_Exercises:_
[1] For each statement, say yes or no to whether it agrees with the passage on oversight metrics, and quote the deciding words of that passage: (a) Assurance Coverage is tied to the Tower layer; (b) Signal Latency is tied to the Horizon layer; (c) the two cases named are Knight Capital and Equifax.
[2] Carry on the passage on oversight metrics, starting right after its final sentence.

These four metrics – Signal Latency, Assurance Coverage, Human-Override Readiness, and Recourse Cycle Time – form an oversight dashboard for the watchtower. They map to the layers of the model: Ground (Signal Latency is about operational alerting speed), Tower (Assurance Coverage reflects independent checks), Ground/Tower interface (Override Readiness is partly design, partly ops procedure), and Horizon/Tower interface (Recourse Cycle ensures the organization remains accountable and responsive to those it serves). If you track and improve these, you’re watching the right things.

Case Vignettes: Lessons from Failure

Even abstract metrics become visceral when we look at real incidents. Two cases – Knight Capital (2012) and Equifax (2017) – illustrate how lacking a watchtower can lead to disaster, and how our metrics could flag the very failures that occurred.

_Supplied material:_

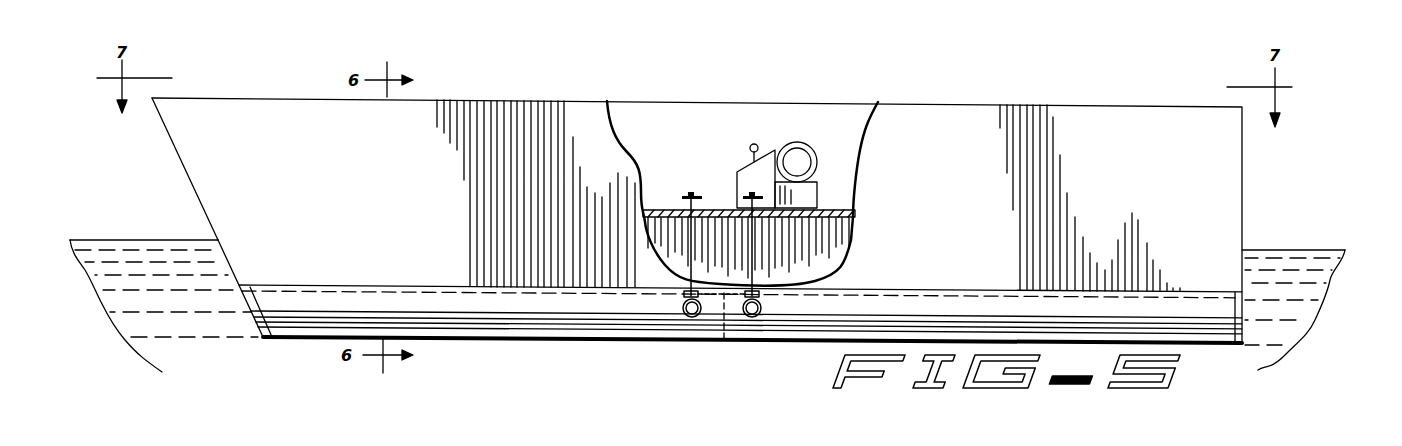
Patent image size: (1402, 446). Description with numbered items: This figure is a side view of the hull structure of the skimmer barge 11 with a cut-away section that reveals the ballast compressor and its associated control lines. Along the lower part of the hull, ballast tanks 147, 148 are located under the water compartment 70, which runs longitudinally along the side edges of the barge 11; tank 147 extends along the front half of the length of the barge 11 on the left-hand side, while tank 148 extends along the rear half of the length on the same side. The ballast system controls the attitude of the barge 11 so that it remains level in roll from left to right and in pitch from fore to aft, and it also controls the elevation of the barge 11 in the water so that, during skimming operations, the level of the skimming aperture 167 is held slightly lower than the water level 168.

The barge 11 is at (565, 104).
The water compartment 70 is at (237, 258).
The ballast tank 147 is at (481, 307).
The ballast tank 148 is at (983, 311).
The skimming aperture 167 is at (224, 243).
The water level 168 is at (170, 240).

_Task answers:_
[1]
(a) Yes: "Tower (Assurance Coverage reflects independent checks)"
(b) No: "Ground (Signal Latency is about operational alerting speed)"
(c) Yes: "Two cases – Knight Capital (2012) and Equifax (2017)"

[2]
Knight Capital, 2012: The Algo Gone Wild

Knight Capital was a major Wall Street trading firm – until a single morning in August 2012. A dormant snippet of code in Knight’s trading software (left over from an old function) was accidentally reactivated during a new deployment. The result was chaos: in the first 45 minutes of trading on August 1, 2012, Knight’s systems sent over 4 million orders into the market while trying to fill just 212 customer orders[4]. The algorithm kept buying and selling stock at a frenetic pace, as if possessed. By the time engineers realized what was happening, Knight had unknowingly taken on several billion dollars in unwanted positions and racked up $460 million in losses[4] – effectively bankrupting the firm.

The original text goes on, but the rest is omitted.